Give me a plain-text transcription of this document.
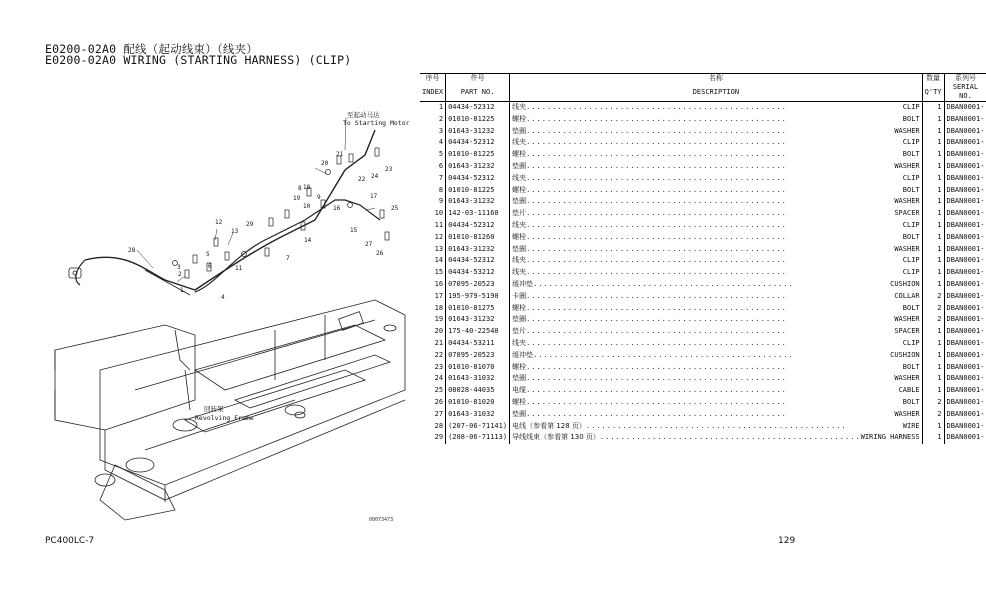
E0200-02A0 配线（起动线束）（线夹）
E0200-02A0 WIRING (STARTING HARNESS) (CLIP)
1
2
3
4
5
6
7
8
9
10
11
12
13
14
15
16
17
18
19
20
21
22
23
24
25
26
27
28
29
至起动马达
To Starting Motor
回转架
Revolving Frame
00073473
序号	件号	名称	数量	系列号
INDEX	PART NO.	DESCRIPTION	Q'TY	SERIAL NO.
1	04434-52312	线夹 .................................................. CLIP	1	DBAN0001-
2	01010-81225	螺栓 .................................................. BOLT	1	DBAN0001-
3	01643-31232	垫圈 .................................................. WASHER	1	DBAN0001-
4	04434-52312	线夹 .................................................. CLIP	1	DBAN0001-
5	01010-81225	螺栓 .................................................. BOLT	1	DBAN0001-
6	01643-31232	垫圈 .................................................. WASHER	1	DBAN0001-
7	04434-52312	线夹 .................................................. CLIP	1	DBAN0001-
8	01010-81225	螺栓 .................................................. BOLT	1	DBAN0001-
9	01643-31232	垫圈 .................................................. WASHER	1	DBAN0001-
10	142-03-11160	垫片 .................................................. SPACER	1	DBAN0001-
11	04434-52312	线夹 .................................................. CLIP	1	DBAN0001-
12	01010-81260	螺栓 .................................................. BOLT	1	DBAN0001-
13	01643-31232	垫圈 .................................................. WASHER	1	DBAN0001-
14	04434-52312	线夹 .................................................. CLIP	1	DBAN0001-
15	04434-53212	线夹 .................................................. CLIP	1	DBAN0001-
16	07095-20523	缓冲垫 .................................................. CUSHION	1	DBAN0001-
17	195-979-5190	卡圈 .................................................. COLLAR	2	DBAN0001-
18	01010-81275	螺栓 .................................................. BOLT	2	DBAN0001-
19	01643-31232	垫圈 .................................................. WASHER	2	DBAN0001-
20	175-40-22540	垫片 .................................................. SPACER	1	DBAN0001-
21	04434-53211	线夹 .................................................. CLIP	1	DBAN0001-
22	07095-20523	缓冲垫 .................................................. CUSHION	1	DBAN0001-
23	01010-81070	螺栓 .................................................. BOLT	1	DBAN0001-
24	01643-31032	垫圈 .................................................. WASHER	1	DBAN0001-
25	08028-44035	电缆 .................................................. CABLE	1	DBAN0001-
26	01010-81020	螺栓 .................................................. BOLT	2	DBAN0001-
27	01643-31032	垫圈 .................................................. WASHER	2	DBAN0001-
28	(207-06-71141)	电线（参看第 128 页） .................................................. WIRE	1	DBAN0001-
29	(208-06-71113)	导线线束（参看第 130 页） .................................................. WIRING HARNESS	1	DBAN0001-
PC400LC-7	129
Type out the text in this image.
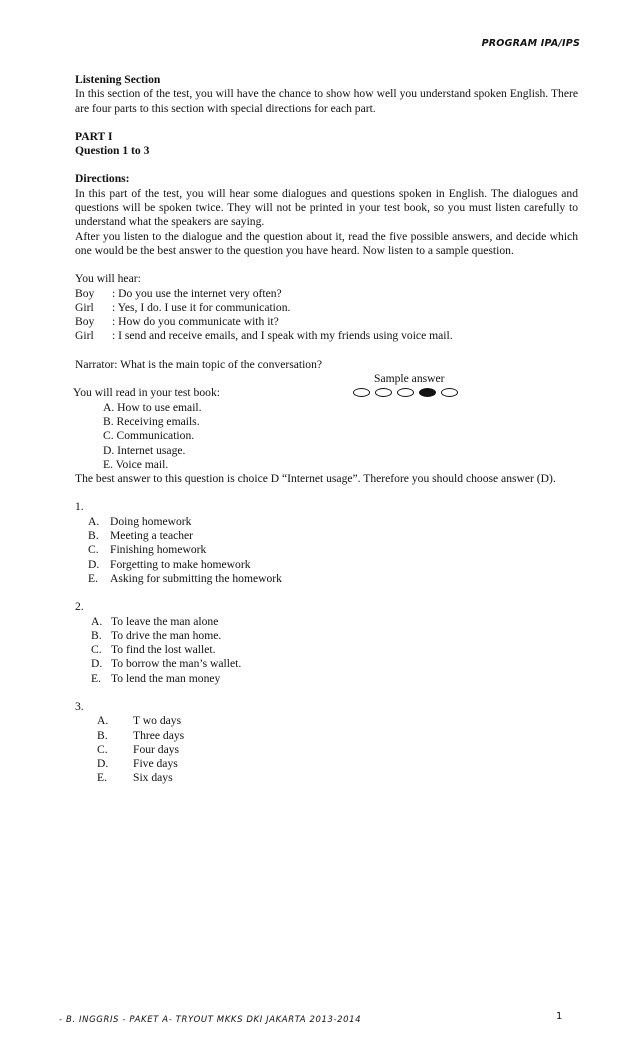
PROGRAM IPA/IPS

Listening Section

In this section of the test, you will have the chance to show how well you understand spoken English. There are four parts to this section with special directions for each part.

PART I

Question 1 to 3

Directions:

In this part of the test, you will hear some dialogues and questions spoken in English. The dialogues and questions will be spoken twice. They will not be printed in your test book, so you must listen carefully to understand what the speakers are saying.

After you listen to the dialogue and the question about it, read the five possible answers, and decide which one would be the best answer to the question you have heard. Now listen to a sample question.

You will hear:

Boy	: Do you use the internet very often?
Girl	: Yes, I do. I use it for communication.
Boy	: How do you communicate with it?
Girl	: I send and receive emails, and I speak with my friends using voice mail.

Narrator: What is the main topic of the conversation?

Sample answer
You will read in your test book:

A. How to use email.

B. Receiving emails.

C. Communication.

D. Internet usage.

E. Voice mail.

The best answer to this question is choice D “Internet usage”. Therefore you should choose answer (D).

1.

A. Doing homework
B. Meeting a teacher
C. Finishing homework
D. Forgetting to make homework
E.	Asking for submitting the homework

2.

A. To leave the man alone
B. To drive the man home.
C. To find the lost wallet.
D. To borrow the man’s wallet.
E. To lend the man money

3.

A.	T wo days
B.	Three days
C.	Four days
D.	Five days
E.	Six days
- B. INGGRIS - PAKET A- TRYOUT MKKS DKI JAKARTA 2013-2014	1
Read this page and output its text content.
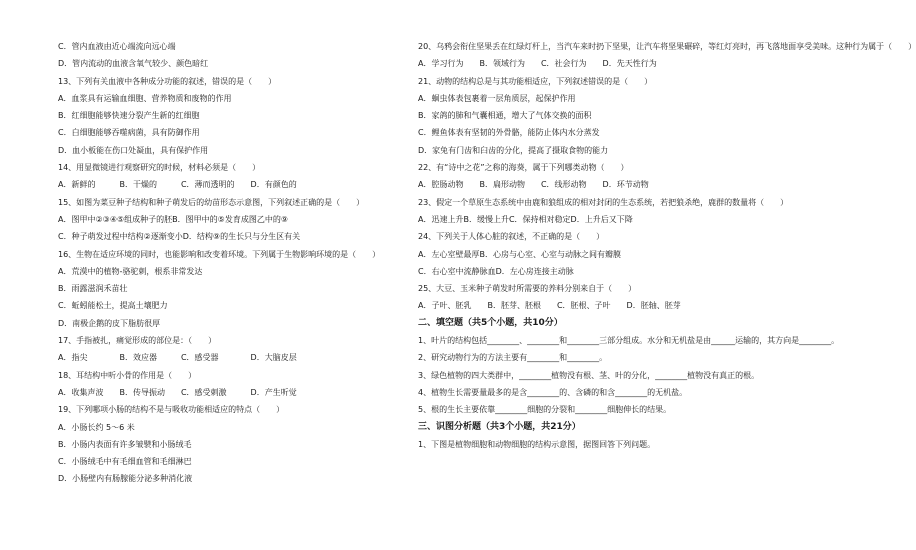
C．管内血液由近心端流向远心端
D．管内流动的血液含氧气较少、颜色暗红
13、下列有关血液中各种成分功能的叙述，错误的是（　　）
A．血浆具有运输血细胞、营养物质和废物的作用
B．红细胞能够快速分裂产生新的红细胞
C．白细胞能够吞噬病菌，具有防御作用
D．血小板能在伤口处凝血，具有保护作用
14、用显微镜进行观察研究的时候，材料必须是（　　）
A．新鲜的　　　B．干燥的　　　C．薄而透明的　　D．有颜色的
15、如图为菜豆种子结构和种子萌发后的幼苗形态示意图，下列叙述正确的是（　　）
A．图甲中②③④⑤组成种子的胚B．图甲中的⑤发育成图乙中的⑨
C．种子萌发过程中结构②逐渐变小D．结构⑨的生长只与分生区有关
16、生物在适应环境的同时，也能影响和改变着环境。下列属于生物影响环境的是（　　）
A．荒漠中的植物-骆驼刺，根系非常发达
B．雨露滋润禾苗壮
C．蚯蚓能松土，提高土壤肥力
D．南极企鹅的皮下脂肪很厚
17、手指被扎，痛觉形成的部位是：（　　）
A．指尖　　　　B．效应器　　　C．感受器　　　　D．大脑皮层
18、耳结构中听小骨的作用是（　　）
A．收集声波　　B．传导振动　　C．感受刺激　　　D．产生听觉
19、下列哪项小肠的结构不是与吸收功能相适应的特点（　　）
A．小肠长约 5～6 米
B．小肠内表面有许多皱襞和小肠绒毛
C．小肠绒毛中有毛细血管和毛细淋巴
D．小肠壁内有肠腺能分泌多种消化液
20、乌鸦会衔住坚果丢在红绿灯杆上，当汽车来时扔下坚果，让汽车将坚果碾碎，等红灯亮时，再飞落地面享受美味。这种行为属于（　　）
A．学习行为　　B．领域行为　　C．社会行为　　D．先天性行为
21、动物的结构总是与其功能相适应，下列叙述错误的是（　　）
A．蛔虫体表包裹着一层角质层，起保护作用
B．家鸽的肺和气囊相通，增大了气体交换的面积
C．鲤鱼体表有坚韧的外骨骼，能防止体内水分蒸发
D．家兔有门齿和臼齿的分化，提高了摄取食物的能力
22、有“诗中之花”之称的海葵，属于下列哪类动物（　　）
A．腔肠动物　　B．扁形动物　　C．线形动物　　D．环节动物
23、假定一个草原生态系统中由鹿和狼组成的相对封闭的生态系统，若把狼杀绝，鹿群的数量将（　　）
A．迅速上升B．缓慢上升C．保持相对稳定D．上升后又下降
24、下列关于人体心脏的叙述，不正确的是（　　）
A．左心室壁最厚B．心房与心室、心室与动脉之间有瓣膜
C．右心室中流静脉血D．左心房连接主动脉
25、大豆、玉米种子萌发时所需要的养料分别来自于（　　）
A．子叶、胚乳　　B．胚芽、胚根　　C．胚根、子叶　　D．胚轴、胚芽
二、填空题（共5个小题，共10分）
1、叶片的结构包括________、________和________三部分组成。水分和无机盐是由______运输的，其方向是________。
2、研究动物行为的方法主要有________和________。
3、绿色植物的四大类群中，________植物没有根、茎、叶的分化，________植物没有真正的根。
4、植物生长需要量最多的是含________的、含磷的和含________的无机盐。
5、根的生长主要依靠________细胞的分裂和________细胞伸长的结果。
三、识图分析题（共3个小题，共21分）
1、下图是植物细胞和动物细胞的结构示意图，据图回答下列问题。
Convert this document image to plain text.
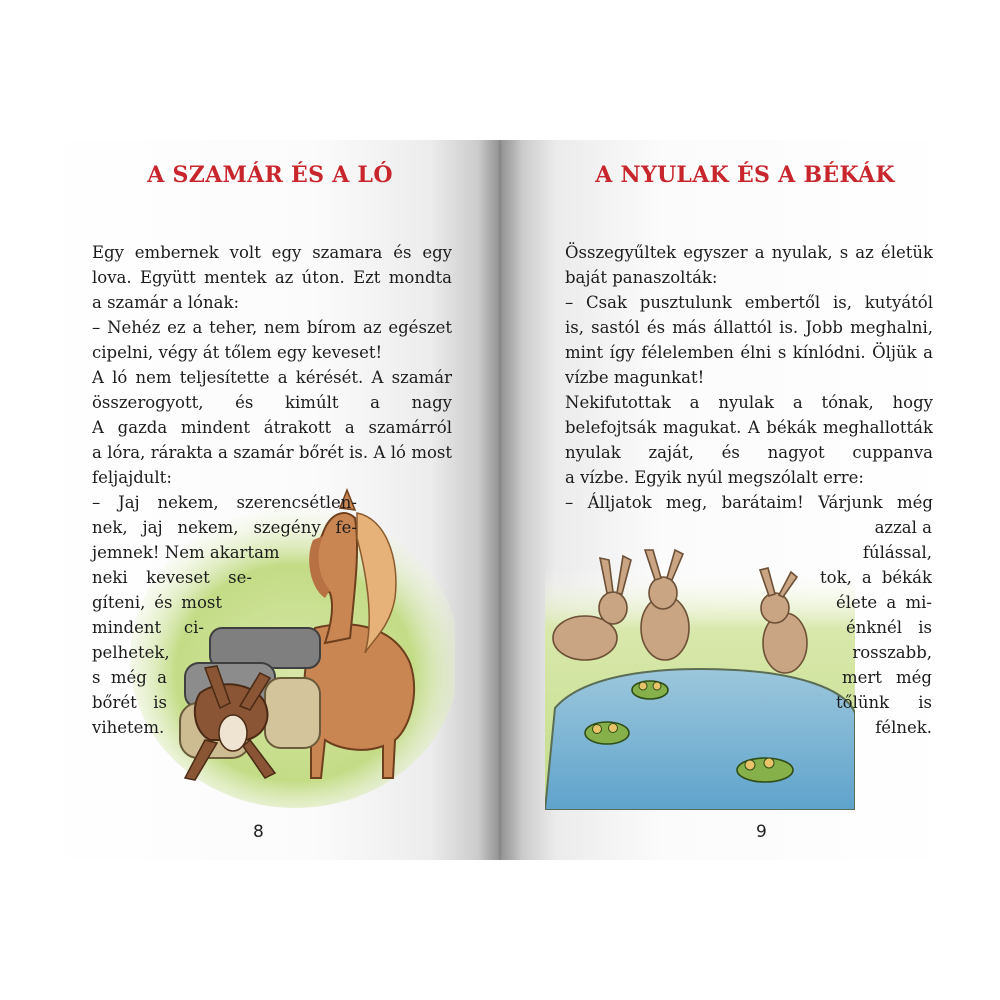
A SZAMÁR ÉS A LÓ
Egy embernek volt egy szamara és egy
lova. Együtt mentek az úton. Ezt mondta
a szamár a lónak:
– Nehéz ez a teher, nem bírom az egészet
cipelni, végy át tőlem egy keveset!
A ló nem teljesítette a kérését. A szamár
összerogyott, és kimúlt a nagy
A gazda mindent átrakott a szamárról
a lóra, rárakta a szamár bőrét is. A ló most
feljajdult:
– Jaj nekem, szerencsétlen-
nek, jaj nekem, szegény fe-
jemnek! Nem akartam
neki keveset se-
gíteni, és most
mindent ci-
pelhetek,
s még a
bőrét is
vihetem.
8
A NYULAK ÉS A BÉKÁK
Összegyűltek egyszer a nyulak, s az életük
baját panaszolták:
– Csak pusztulunk embertől is, kutyától
is, sastól és más állattól is. Jobb meghalni,
mint így félelemben élni s kínlódni. Öljük a
vízbe magunkat!
Nekifutottak a nyulak a tónak, hogy
belefojtsák magukat. A békák meghallották
nyulak zaját, és nagyot cuppanva
a vízbe. Egyik nyúl megszólalt erre:
– Álljatok meg, barátaim! Várjunk még
azzal a
fúlással,
tok, a békák
élete a mi-
énknél is
rosszabb,
mert még
tőlünk is
félnek.
9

::::::

• What to do: From the data, collect all lines where the string "spoken" appears.

• Correct output:
In this section of the test, you will have the chance to show how well you understand spoken English. There are four parts to this section with special directions for each part.
In this part of the test, you will hear some dialogues and questions spoken in English. The dialogues and questions will be spoken twice. They will not be printed in your test book, so you must listen carefully to understand what the speakers are saying.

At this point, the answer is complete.